* _Challenge_
Repeat all the records exactly, omitting pictures.

________________________

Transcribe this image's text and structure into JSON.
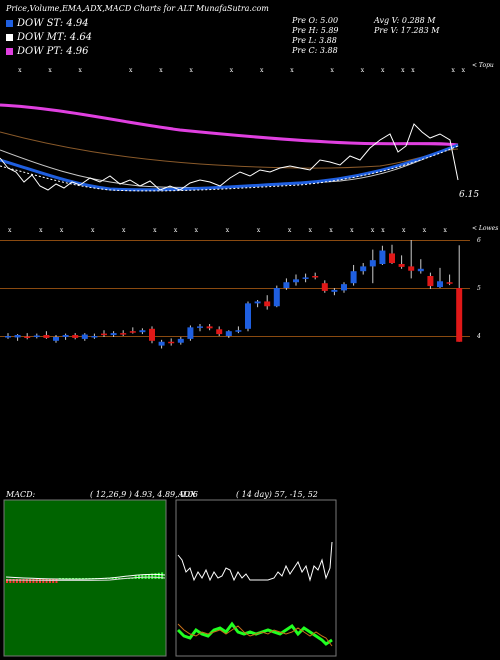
{
  "header": {
    "title": "Price,Volume,EMA,ADX,MACD Charts for ALT MunafaSutra.com",
    "pre_open": "Pre O: 5.00",
    "pre_high": "Pre H: 5.89",
    "pre_low": "Pre L: 3.88",
    "pre_close": "Pre C: 3.88",
    "avg_volume": "Avg V: 0.288 M",
    "pre_volume": "Pre V: 17.283 M"
  },
  "legend": [
    {
      "label": "DOW ST: 4.94",
      "color": "#1f5fe0"
    },
    {
      "label": "DOW MT: 4.64",
      "color": "#ffffff"
    },
    {
      "label": "DOW PT: 4.96",
      "color": "#e040e0"
    }
  ],
  "colors": {
    "up": "#1f5fe0",
    "down": "#e01818",
    "ema_long": "#e040e0",
    "ema_mid": "#8a5a2a",
    "gridline": "#8a4a10"
  },
  "ema_panel": {
    "corner_label": "< Topu",
    "last_value": "6.15",
    "marker_char": "x"
  },
  "price_panel": {
    "corner_label": "< Lowes",
    "levels": [
      "6",
      "5",
      "4"
    ]
  },
  "macd": {
    "title": "MACD:",
    "params": "( 12,26,9 ) 4.93, 4.89, 0.06"
  },
  "adx": {
    "title": "ADX",
    "params": "( 14 day) 57, -15, 52"
  },
  "chart_data": {
    "type": "candlestick",
    "levels": [
      6,
      5,
      4
    ],
    "candles": [
      {
        "o": 4.0,
        "h": 4.06,
        "l": 3.94,
        "c": 4.0
      },
      {
        "o": 3.97,
        "h": 4.04,
        "l": 3.9,
        "c": 4.02
      },
      {
        "o": 3.99,
        "h": 4.06,
        "l": 3.93,
        "c": 3.98
      },
      {
        "o": 4.0,
        "h": 4.05,
        "l": 3.95,
        "c": 4.01
      },
      {
        "o": 4.02,
        "h": 4.1,
        "l": 3.94,
        "c": 3.96
      },
      {
        "o": 3.9,
        "h": 4.02,
        "l": 3.86,
        "c": 3.98
      },
      {
        "o": 3.98,
        "h": 4.05,
        "l": 3.92,
        "c": 4.02
      },
      {
        "o": 4.02,
        "h": 4.06,
        "l": 3.93,
        "c": 3.96
      },
      {
        "o": 3.94,
        "h": 4.06,
        "l": 3.9,
        "c": 4.03
      },
      {
        "o": 3.98,
        "h": 4.05,
        "l": 3.94,
        "c": 4.0
      },
      {
        "o": 4.05,
        "h": 4.12,
        "l": 3.98,
        "c": 4.02
      },
      {
        "o": 4.02,
        "h": 4.1,
        "l": 3.98,
        "c": 4.06
      },
      {
        "o": 4.06,
        "h": 4.12,
        "l": 4.0,
        "c": 4.04
      },
      {
        "o": 4.1,
        "h": 4.18,
        "l": 4.05,
        "c": 4.08
      },
      {
        "o": 4.08,
        "h": 4.16,
        "l": 4.04,
        "c": 4.12
      },
      {
        "o": 4.15,
        "h": 4.2,
        "l": 3.85,
        "c": 3.9
      },
      {
        "o": 3.8,
        "h": 3.92,
        "l": 3.74,
        "c": 3.88
      },
      {
        "o": 3.88,
        "h": 3.95,
        "l": 3.8,
        "c": 3.86
      },
      {
        "o": 3.86,
        "h": 3.98,
        "l": 3.82,
        "c": 3.94
      },
      {
        "o": 3.94,
        "h": 4.22,
        "l": 3.9,
        "c": 4.18
      },
      {
        "o": 4.18,
        "h": 4.25,
        "l": 4.1,
        "c": 4.2
      },
      {
        "o": 4.2,
        "h": 4.25,
        "l": 4.12,
        "c": 4.16
      },
      {
        "o": 4.14,
        "h": 4.2,
        "l": 4.0,
        "c": 4.04
      },
      {
        "o": 4.0,
        "h": 4.12,
        "l": 3.96,
        "c": 4.1
      },
      {
        "o": 4.1,
        "h": 4.2,
        "l": 4.06,
        "c": 4.12
      },
      {
        "o": 4.15,
        "h": 4.72,
        "l": 4.1,
        "c": 4.68
      },
      {
        "o": 4.68,
        "h": 4.75,
        "l": 4.6,
        "c": 4.72
      },
      {
        "o": 4.72,
        "h": 4.85,
        "l": 4.55,
        "c": 4.62
      },
      {
        "o": 4.62,
        "h": 5.05,
        "l": 4.6,
        "c": 5.0
      },
      {
        "o": 5.0,
        "h": 5.2,
        "l": 4.96,
        "c": 5.12
      },
      {
        "o": 5.12,
        "h": 5.28,
        "l": 5.05,
        "c": 5.18
      },
      {
        "o": 5.2,
        "h": 5.3,
        "l": 5.12,
        "c": 5.22
      },
      {
        "o": 5.25,
        "h": 5.32,
        "l": 5.18,
        "c": 5.22
      },
      {
        "o": 5.1,
        "h": 5.16,
        "l": 4.9,
        "c": 4.94
      },
      {
        "o": 4.92,
        "h": 5.0,
        "l": 4.85,
        "c": 4.96
      },
      {
        "o": 4.95,
        "h": 5.12,
        "l": 4.9,
        "c": 5.08
      },
      {
        "o": 5.1,
        "h": 5.48,
        "l": 5.05,
        "c": 5.35
      },
      {
        "o": 5.35,
        "h": 5.52,
        "l": 5.28,
        "c": 5.45
      },
      {
        "o": 5.45,
        "h": 5.8,
        "l": 5.1,
        "c": 5.58
      },
      {
        "o": 5.5,
        "h": 5.88,
        "l": 5.48,
        "c": 5.78
      },
      {
        "o": 5.72,
        "h": 5.9,
        "l": 5.5,
        "c": 5.52
      },
      {
        "o": 5.5,
        "h": 5.68,
        "l": 5.4,
        "c": 5.44
      },
      {
        "o": 5.45,
        "h": 6.0,
        "l": 5.2,
        "c": 5.36
      },
      {
        "o": 5.35,
        "h": 5.6,
        "l": 5.3,
        "c": 5.4
      },
      {
        "o": 5.25,
        "h": 5.32,
        "l": 4.98,
        "c": 5.04
      },
      {
        "o": 5.02,
        "h": 5.42,
        "l": 5.0,
        "c": 5.14
      },
      {
        "o": 5.12,
        "h": 5.28,
        "l": 5.06,
        "c": 5.1
      },
      {
        "o": 5.0,
        "h": 5.89,
        "l": 3.88,
        "c": 3.88
      }
    ]
  }
}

________________________

* _Solution to the exercise_
Transcribe this image's text and structure into JSON.
{
  "header": {
    "title": "Price,Volume,EMA,ADX,MACD Charts for ALT MunafaSutra.com",
    "pre_open": "Pre O: 5.00",
    "pre_high": "Pre H: 5.89",
    "pre_low": "Pre L: 3.88",
    "pre_close": "Pre C: 3.88",
    "avg_volume": "Avg V: 0.288 M",
    "pre_volume": "Pre V: 17.283 M"
  },
  "legend": [
    {
      "label": "DOW ST: 4.94",
      "color": "#1f5fe0"
    },
    {
      "label": "DOW MT: 4.64",
      "color": "#ffffff"
    },
    {
      "label": "DOW PT: 4.96",
      "color": "#e040e0"
    }
  ],
  "colors": {
    "up": "#1f5fe0",
    "down": "#e01818",
    "ema_long": "#e040e0",
    "ema_mid": "#8a5a2a",
    "gridline": "#8a4a10"
  },
  "ema_panel": {
    "corner_label": "< Topu",
    "last_value": "6.15",
    "marker_char": "x"
  },
  "price_panel": {
    "corner_label": "< Lowes",
    "levels": [
      "6",
      "5",
      "4"
    ]
  },
  "macd": {
    "title": "MACD:",
    "params": "( 12,26,9 ) 4.93, 4.89, 0.06"
  },
  "adx": {
    "title": "ADX",
    "params": "( 14 day) 57, -15, 52"
  },
  "chart_data": {
    "type": "candlestick",
    "levels": [
      6,
      5,
      4
    ],
    "candles": [
      {
        "o": 4.0,
        "h": 4.06,
        "l": 3.94,
        "c": 4.0
      },
      {
        "o": 3.97,
        "h": 4.04,
        "l": 3.9,
        "c": 4.02
      },
      {
        "o": 3.99,
        "h": 4.06,
        "l": 3.93,
        "c": 3.98
      },
      {
        "o": 4.0,
        "h": 4.05,
        "l": 3.95,
        "c": 4.01
      },
      {
        "o": 4.02,
        "h": 4.1,
        "l": 3.94,
        "c": 3.96
      },
      {
        "o": 3.9,
        "h": 4.02,
        "l": 3.86,
        "c": 3.98
      },
      {
        "o": 3.98,
        "h": 4.05,
        "l": 3.92,
        "c": 4.02
      },
      {
        "o": 4.02,
        "h": 4.06,
        "l": 3.93,
        "c": 3.96
      },
      {
        "o": 3.94,
        "h": 4.06,
        "l": 3.9,
        "c": 4.03
      },
      {
        "o": 3.98,
        "h": 4.05,
        "l": 3.94,
        "c": 4.0
      },
      {
        "o": 4.05,
        "h": 4.12,
        "l": 3.98,
        "c": 4.02
      },
      {
        "o": 4.02,
        "h": 4.1,
        "l": 3.98,
        "c": 4.06
      },
      {
        "o": 4.06,
        "h": 4.12,
        "l": 4.0,
        "c": 4.04
      },
      {
        "o": 4.1,
        "h": 4.18,
        "l": 4.05,
        "c": 4.08
      },
      {
        "o": 4.08,
        "h": 4.16,
        "l": 4.04,
        "c": 4.12
      },
      {
        "o": 4.15,
        "h": 4.2,
        "l": 3.85,
        "c": 3.9
      },
      {
        "o": 3.8,
        "h": 3.92,
        "l": 3.74,
        "c": 3.88
      },
      {
        "o": 3.88,
        "h": 3.95,
        "l": 3.8,
        "c": 3.86
      },
      {
        "o": 3.86,
        "h": 3.98,
        "l": 3.82,
        "c": 3.94
      },
      {
        "o": 3.94,
        "h": 4.22,
        "l": 3.9,
        "c": 4.18
      },
      {
        "o": 4.18,
        "h": 4.25,
        "l": 4.1,
        "c": 4.2
      },
      {
        "o": 4.2,
        "h": 4.25,
        "l": 4.12,
        "c": 4.16
      },
      {
        "o": 4.14,
        "h": 4.2,
        "l": 4.0,
        "c": 4.04
      },
      {
        "o": 4.0,
        "h": 4.12,
        "l": 3.96,
        "c": 4.1
      },
      {
        "o": 4.1,
        "h": 4.2,
        "l": 4.06,
        "c": 4.12
      },
      {
        "o": 4.15,
        "h": 4.72,
        "l": 4.1,
        "c": 4.68
      },
      {
        "o": 4.68,
        "h": 4.75,
        "l": 4.6,
        "c": 4.72
      },
      {
        "o": 4.72,
        "h": 4.85,
        "l": 4.55,
        "c": 4.62
      },
      {
        "o": 4.62,
        "h": 5.05,
        "l": 4.6,
        "c": 5.0
      },
      {
        "o": 5.0,
        "h": 5.2,
        "l": 4.96,
        "c": 5.12
      },
      {
        "o": 5.12,
        "h": 5.28,
        "l": 5.05,
        "c": 5.18
      },
      {
        "o": 5.2,
        "h": 5.3,
        "l": 5.12,
        "c": 5.22
      },
      {
        "o": 5.25,
        "h": 5.32,
        "l": 5.18,
        "c": 5.22
      },
      {
        "o": 5.1,
        "h": 5.16,
        "l": 4.9,
        "c": 4.94
      },
      {
        "o": 4.92,
        "h": 5.0,
        "l": 4.85,
        "c": 4.96
      },
      {
        "o": 4.95,
        "h": 5.12,
        "l": 4.9,
        "c": 5.08
      },
      {
        "o": 5.1,
        "h": 5.48,
        "l": 5.05,
        "c": 5.35
      },
      {
        "o": 5.35,
        "h": 5.52,
        "l": 5.28,
        "c": 5.45
      },
      {
        "o": 5.45,
        "h": 5.8,
        "l": 5.1,
        "c": 5.58
      },
      {
        "o": 5.5,
        "h": 5.88,
        "l": 5.48,
        "c": 5.78
      },
      {
        "o": 5.72,
        "h": 5.9,
        "l": 5.5,
        "c": 5.52
      },
      {
        "o": 5.5,
        "h": 5.68,
        "l": 5.4,
        "c": 5.44
      },
      {
        "o": 5.45,
        "h": 6.0,
        "l": 5.2,
        "c": 5.36
      },
      {
        "o": 5.35,
        "h": 5.6,
        "l": 5.3,
        "c": 5.4
      },
      {
        "o": 5.25,
        "h": 5.32,
        "l": 4.98,
        "c": 5.04
      },
      {
        "o": 5.02,
        "h": 5.42,
        "l": 5.0,
        "c": 5.14
      },
      {
        "o": 5.12,
        "h": 5.28,
        "l": 5.06,
        "c": 5.1
      },
      {
        "o": 5.0,
        "h": 5.89,
        "l": 3.88,
        "c": 3.88
      }
    ]
  }
}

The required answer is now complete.